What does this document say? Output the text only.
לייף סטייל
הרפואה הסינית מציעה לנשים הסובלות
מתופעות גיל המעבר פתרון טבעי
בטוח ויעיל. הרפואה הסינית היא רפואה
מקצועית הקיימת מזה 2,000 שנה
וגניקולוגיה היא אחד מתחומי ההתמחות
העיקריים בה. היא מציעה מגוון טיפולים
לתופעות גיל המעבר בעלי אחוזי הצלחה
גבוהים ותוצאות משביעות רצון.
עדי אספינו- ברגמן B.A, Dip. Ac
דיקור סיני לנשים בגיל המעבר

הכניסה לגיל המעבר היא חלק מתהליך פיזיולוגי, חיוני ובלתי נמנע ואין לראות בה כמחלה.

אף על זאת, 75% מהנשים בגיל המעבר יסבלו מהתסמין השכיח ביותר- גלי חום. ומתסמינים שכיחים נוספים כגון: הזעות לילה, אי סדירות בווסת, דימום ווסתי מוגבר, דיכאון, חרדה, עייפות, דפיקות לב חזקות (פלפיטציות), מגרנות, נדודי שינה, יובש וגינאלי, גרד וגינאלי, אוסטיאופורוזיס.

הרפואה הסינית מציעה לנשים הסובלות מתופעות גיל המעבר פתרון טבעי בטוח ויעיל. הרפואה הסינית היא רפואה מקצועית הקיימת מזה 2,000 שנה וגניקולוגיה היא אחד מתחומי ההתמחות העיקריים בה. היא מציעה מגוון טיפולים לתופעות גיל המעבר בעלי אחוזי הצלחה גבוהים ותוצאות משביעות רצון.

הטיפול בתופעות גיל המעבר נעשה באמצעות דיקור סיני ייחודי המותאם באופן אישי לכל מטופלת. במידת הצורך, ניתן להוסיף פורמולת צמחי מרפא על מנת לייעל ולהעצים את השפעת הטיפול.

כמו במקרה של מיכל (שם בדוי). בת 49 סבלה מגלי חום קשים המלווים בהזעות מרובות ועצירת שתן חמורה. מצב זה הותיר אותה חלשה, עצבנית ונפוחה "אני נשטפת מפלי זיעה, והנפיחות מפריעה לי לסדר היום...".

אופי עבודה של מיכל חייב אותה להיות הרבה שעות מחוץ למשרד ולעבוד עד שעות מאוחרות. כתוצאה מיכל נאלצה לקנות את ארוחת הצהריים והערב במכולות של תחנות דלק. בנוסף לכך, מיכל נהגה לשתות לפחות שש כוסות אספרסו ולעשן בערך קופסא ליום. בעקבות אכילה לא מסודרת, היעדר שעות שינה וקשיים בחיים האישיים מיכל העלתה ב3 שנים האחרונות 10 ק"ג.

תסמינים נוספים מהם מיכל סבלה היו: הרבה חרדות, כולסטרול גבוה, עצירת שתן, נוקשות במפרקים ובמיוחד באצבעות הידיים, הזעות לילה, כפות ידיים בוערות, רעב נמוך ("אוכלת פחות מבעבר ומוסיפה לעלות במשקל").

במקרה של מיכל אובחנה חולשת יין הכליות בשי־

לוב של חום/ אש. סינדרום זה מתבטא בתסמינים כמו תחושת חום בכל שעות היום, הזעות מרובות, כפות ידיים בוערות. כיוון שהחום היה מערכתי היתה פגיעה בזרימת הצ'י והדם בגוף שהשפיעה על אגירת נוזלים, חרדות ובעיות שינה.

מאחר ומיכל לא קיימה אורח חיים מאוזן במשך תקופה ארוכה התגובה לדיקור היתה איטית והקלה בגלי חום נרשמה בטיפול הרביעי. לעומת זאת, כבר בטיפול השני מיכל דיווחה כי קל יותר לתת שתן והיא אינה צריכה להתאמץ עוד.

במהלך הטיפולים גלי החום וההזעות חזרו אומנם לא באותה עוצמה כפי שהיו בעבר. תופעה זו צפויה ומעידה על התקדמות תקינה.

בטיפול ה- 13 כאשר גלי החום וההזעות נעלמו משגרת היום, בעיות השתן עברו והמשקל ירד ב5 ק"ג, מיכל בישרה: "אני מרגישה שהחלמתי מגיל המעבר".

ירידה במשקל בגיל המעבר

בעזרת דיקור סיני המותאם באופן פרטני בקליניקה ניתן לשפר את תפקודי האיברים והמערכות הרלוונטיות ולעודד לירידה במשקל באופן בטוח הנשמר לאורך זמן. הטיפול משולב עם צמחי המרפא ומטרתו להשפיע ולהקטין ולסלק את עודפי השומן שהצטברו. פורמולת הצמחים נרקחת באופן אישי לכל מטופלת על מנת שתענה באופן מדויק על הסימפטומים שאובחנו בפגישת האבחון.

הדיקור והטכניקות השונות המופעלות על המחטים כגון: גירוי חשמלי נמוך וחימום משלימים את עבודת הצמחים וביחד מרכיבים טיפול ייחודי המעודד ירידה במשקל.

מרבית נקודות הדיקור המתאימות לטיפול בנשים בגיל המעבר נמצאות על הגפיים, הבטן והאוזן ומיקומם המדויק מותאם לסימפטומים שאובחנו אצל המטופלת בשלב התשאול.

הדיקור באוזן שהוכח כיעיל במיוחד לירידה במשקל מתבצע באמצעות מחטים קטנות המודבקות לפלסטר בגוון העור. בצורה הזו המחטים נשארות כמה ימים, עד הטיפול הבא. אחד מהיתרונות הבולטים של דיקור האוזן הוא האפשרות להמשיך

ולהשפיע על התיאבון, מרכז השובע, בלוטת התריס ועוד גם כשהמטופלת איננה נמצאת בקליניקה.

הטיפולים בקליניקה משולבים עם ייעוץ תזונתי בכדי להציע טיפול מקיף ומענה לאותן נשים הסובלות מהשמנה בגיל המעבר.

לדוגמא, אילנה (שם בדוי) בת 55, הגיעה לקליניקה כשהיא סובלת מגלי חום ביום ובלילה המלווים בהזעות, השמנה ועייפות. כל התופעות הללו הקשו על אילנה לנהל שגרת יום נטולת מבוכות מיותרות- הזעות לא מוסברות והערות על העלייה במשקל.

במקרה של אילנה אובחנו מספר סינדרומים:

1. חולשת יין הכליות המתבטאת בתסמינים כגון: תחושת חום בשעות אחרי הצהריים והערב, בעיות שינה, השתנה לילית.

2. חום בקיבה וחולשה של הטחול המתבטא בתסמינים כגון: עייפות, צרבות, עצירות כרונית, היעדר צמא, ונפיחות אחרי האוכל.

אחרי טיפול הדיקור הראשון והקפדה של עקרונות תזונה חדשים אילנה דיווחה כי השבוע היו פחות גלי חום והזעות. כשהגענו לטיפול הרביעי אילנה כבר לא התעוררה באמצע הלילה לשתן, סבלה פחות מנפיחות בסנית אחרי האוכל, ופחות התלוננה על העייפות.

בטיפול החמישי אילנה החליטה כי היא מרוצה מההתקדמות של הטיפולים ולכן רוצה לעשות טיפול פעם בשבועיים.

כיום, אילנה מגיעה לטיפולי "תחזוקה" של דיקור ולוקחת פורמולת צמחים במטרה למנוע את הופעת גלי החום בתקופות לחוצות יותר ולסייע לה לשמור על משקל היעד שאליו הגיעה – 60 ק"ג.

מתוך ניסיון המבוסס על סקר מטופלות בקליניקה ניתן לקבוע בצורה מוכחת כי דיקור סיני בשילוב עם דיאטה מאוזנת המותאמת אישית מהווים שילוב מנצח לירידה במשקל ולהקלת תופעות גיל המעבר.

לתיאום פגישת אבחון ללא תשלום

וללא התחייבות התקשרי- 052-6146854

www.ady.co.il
··········
■ WORK TO COMPLETE
Retype the whole listing above exactly.

■ EXERCISE RESPONSE
What does this document say? Output the text only.
לייף סטייל
הרפואה הסינית מציעה לנשים הסובלות
מתופעות גיל המעבר פתרון טבעי
בטוח ויעיל. הרפואה הסינית היא רפואה
מקצועית הקיימת מזה 2,000 שנה
וגניקולוגיה היא אחד מתחומי ההתמחות
העיקריים בה. היא מציעה מגוון טיפולים
לתופעות גיל המעבר בעלי אחוזי הצלחה
גבוהים ותוצאות משביעות רצון.
עדי אספינו- ברגמן B.A, Dip. Ac
דיקור סיני לנשים בגיל המעבר

הכניסה לגיל המעבר היא חלק מתהליך פיזיולוגי, חיוני ובלתי נמנע ואין לראות בה כמחלה.

אף על זאת, 75% מהנשים בגיל המעבר יסבלו מהתסמין השכיח ביותר- גלי חום. ומתסמינים שכיחים נוספים כגון: הזעות לילה, אי סדירות בווסת, דימום ווסתי מוגבר, דיכאון, חרדה, עייפות, דפיקות לב חזקות (פלפיטציות), מגרנות, נדודי שינה, יובש וגינאלי, גרד וגינאלי, אוסטיאופורוזיס.

הרפואה הסינית מציעה לנשים הסובלות מתופעות גיל המעבר פתרון טבעי בטוח ויעיל. הרפואה הסינית היא רפואה מקצועית הקיימת מזה 2,000 שנה וגניקולוגיה היא אחד מתחומי ההתמחות העיקריים בה. היא מציעה מגוון טיפולים לתופעות גיל המעבר בעלי אחוזי הצלחה גבוהים ותוצאות משביעות רצון.

הטיפול בתופעות גיל המעבר נעשה באמצעות דיקור סיני ייחודי המותאם באופן אישי לכל מטופלת. במידת הצורך, ניתן להוסיף פורמולת צמחי מרפא על מנת לייעל ולהעצים את השפעת הטיפול.

כמו במקרה של מיכל (שם בדוי). בת 49 סבלה מגלי חום קשים המלווים בהזעות מרובות ועצירת שתן חמורה. מצב זה הותיר אותה חלשה, עצבנית ונפוחה "אני נשטפת מפלי זיעה, והנפיחות מפריעה לי לסדר היום...".

אופי עבודה של מיכל חייב אותה להיות הרבה שעות מחוץ למשרד ולעבוד עד שעות מאוחרות. כתוצאה מיכל נאלצה לקנות את ארוחת הצהריים והערב במכולות של תחנות דלק. בנוסף לכך, מיכל נהגה לשתות לפחות שש כוסות אספרסו ולעשן בערך קופסא ליום. בעקבות אכילה לא מסודרת, היעדר שעות שינה וקשיים בחיים האישיים מיכל העלתה ב3 שנים האחרונות 10 ק"ג.

תסמינים נוספים מהם מיכל סבלה היו: הרבה חרדות, כולסטרול גבוה, עצירת שתן, נוקשות במפרקים ובמיוחד באצבעות הידיים, הזעות לילה, כפות ידיים בוערות, רעב נמוך ("אוכלת פחות מבעבר ומוסיפה לעלות במשקל").

במקרה של מיכל אובחנה חולשת יין הכליות בשי־

לוב של חום/ אש. סינדרום זה מתבטא בתסמינים כמו תחושת חום בכל שעות היום, הזעות מרובות, כפות ידיים בוערות. כיוון שהחום היה מערכתי היתה פגיעה בזרימת הצ'י והדם בגוף שהשפיעה על אגירת נוזלים, חרדות ובעיות שינה.

מאחר ומיכל לא קיימה אורח חיים מאוזן במשך תקופה ארוכה התגובה לדיקור היתה איטית והקלה בגלי חום נרשמה בטיפול הרביעי. לעומת זאת, כבר בטיפול השני מיכל דיווחה כי קל יותר לתת שתן והיא אינה צריכה להתאמץ עוד.

במהלך הטיפולים גלי החום וההזעות חזרו אומנם לא באותה עוצמה כפי שהיו בעבר. תופעה זו צפויה ומעידה על התקדמות תקינה.

בטיפול ה- 13 כאשר גלי החום וההזעות נעלמו משגרת היום, בעיות השתן עברו והמשקל ירד ב5 ק"ג, מיכל בישרה: "אני מרגישה שהחלמתי מגיל המעבר".

ירידה במשקל בגיל המעבר

בעזרת דיקור סיני המותאם באופן פרטני בקליניקה ניתן לשפר את תפקודי האיברים והמערכות הרלוונטיות ולעודד לירידה במשקל באופן בטוח הנשמר לאורך זמן. הטיפול משולב עם צמחי המרפא ומטרתו להשפיע ולהקטין ולסלק את עודפי השומן שהצטברו. פורמולת הצמחים נרקחת באופן אישי לכל מטופלת על מנת שתענה באופן מדויק על הסימפטומים שאובחנו בפגישת האבחון.

הדיקור והטכניקות השונות המופעלות על המחטים כגון: גירוי חשמלי נמוך וחימום משלימים את עבודת הצמחים וביחד מרכיבים טיפול ייחודי המעודד ירידה במשקל.

מרבית נקודות הדיקור המתאימות לטיפול בנשים בגיל המעבר נמצאות על הגפיים, הבטן והאוזן ומיקומם המדויק מותאם לסימפטומים שאובחנו אצל המטופלת בשלב התשאול.

הדיקור באוזן שהוכח כיעיל במיוחד לירידה במשקל מתבצע באמצעות מחטים קטנות המודבקות לפלסטר בגוון העור. בצורה הזו המחטים נשארות כמה ימים, עד הטיפול הבא. אחד מהיתרונות הבולטים של דיקור האוזן הוא האפשרות להמשיך

ולהשפיע על התיאבון, מרכז השובע, בלוטת התריס ועוד גם כשהמטופלת איננה נמצאת בקליניקה.

הטיפולים בקליניקה משולבים עם ייעוץ תזונתי בכדי להציע טיפול מקיף ומענה לאותן נשים הסובלות מהשמנה בגיל המעבר.

לדוגמא, אילנה (שם בדוי) בת 55, הגיעה לקליניקה כשהיא סובלת מגלי חום ביום ובלילה המלווים בהזעות, השמנה ועייפות. כל התופעות הללו הקשו על אילנה לנהל שגרת יום נטולת מבוכות מיותרות- הזעות לא מוסברות והערות על העלייה במשקל.

במקרה של אילנה אובחנו מספר סינדרומים:

1. חולשת יין הכליות המתבטאת בתסמינים כגון: תחושת חום בשעות אחרי הצהריים והערב, בעיות שינה, השתנה לילית.

2. חום בקיבה וחולשה של הטחול המתבטא בתסמינים כגון: עייפות, צרבות, עצירות כרונית, היעדר צמא, ונפיחות אחרי האוכל.

אחרי טיפול הדיקור הראשון והקפדה של עקרונות תזונה חדשים אילנה דיווחה כי השבוע היו פחות גלי חום והזעות. כשהגענו לטיפול הרביעי אילנה כבר לא התעוררה באמצע הלילה לשתן, סבלה פחות מנפיחות בסנית אחרי האוכל, ופחות התלוננה על העייפות.

בטיפול החמישי אילנה החליטה כי היא מרוצה מההתקדמות של הטיפולים ולכן רוצה לעשות טיפול פעם בשבועיים.

כיום, אילנה מגיעה לטיפולי "תחזוקה" של דיקור ולוקחת פורמולת צמחים במטרה למנוע את הופעת גלי החום בתקופות לחוצות יותר ולסייע לה לשמור על משקל היעד שאליו הגיעה – 60 ק"ג.

מתוך ניסיון המבוסס על סקר מטופלות בקליניקה ניתן לקבוע בצורה מוכחת כי דיקור סיני בשילוב עם דיאטה מאוזנת המותאמת אישית מהווים שילוב מנצח לירידה במשקל ולהקלת תופעות גיל המעבר.

לתיאום פגישת אבחון ללא תשלום

וללא התחייבות התקשרי- 052-6146854

www.ady.co.il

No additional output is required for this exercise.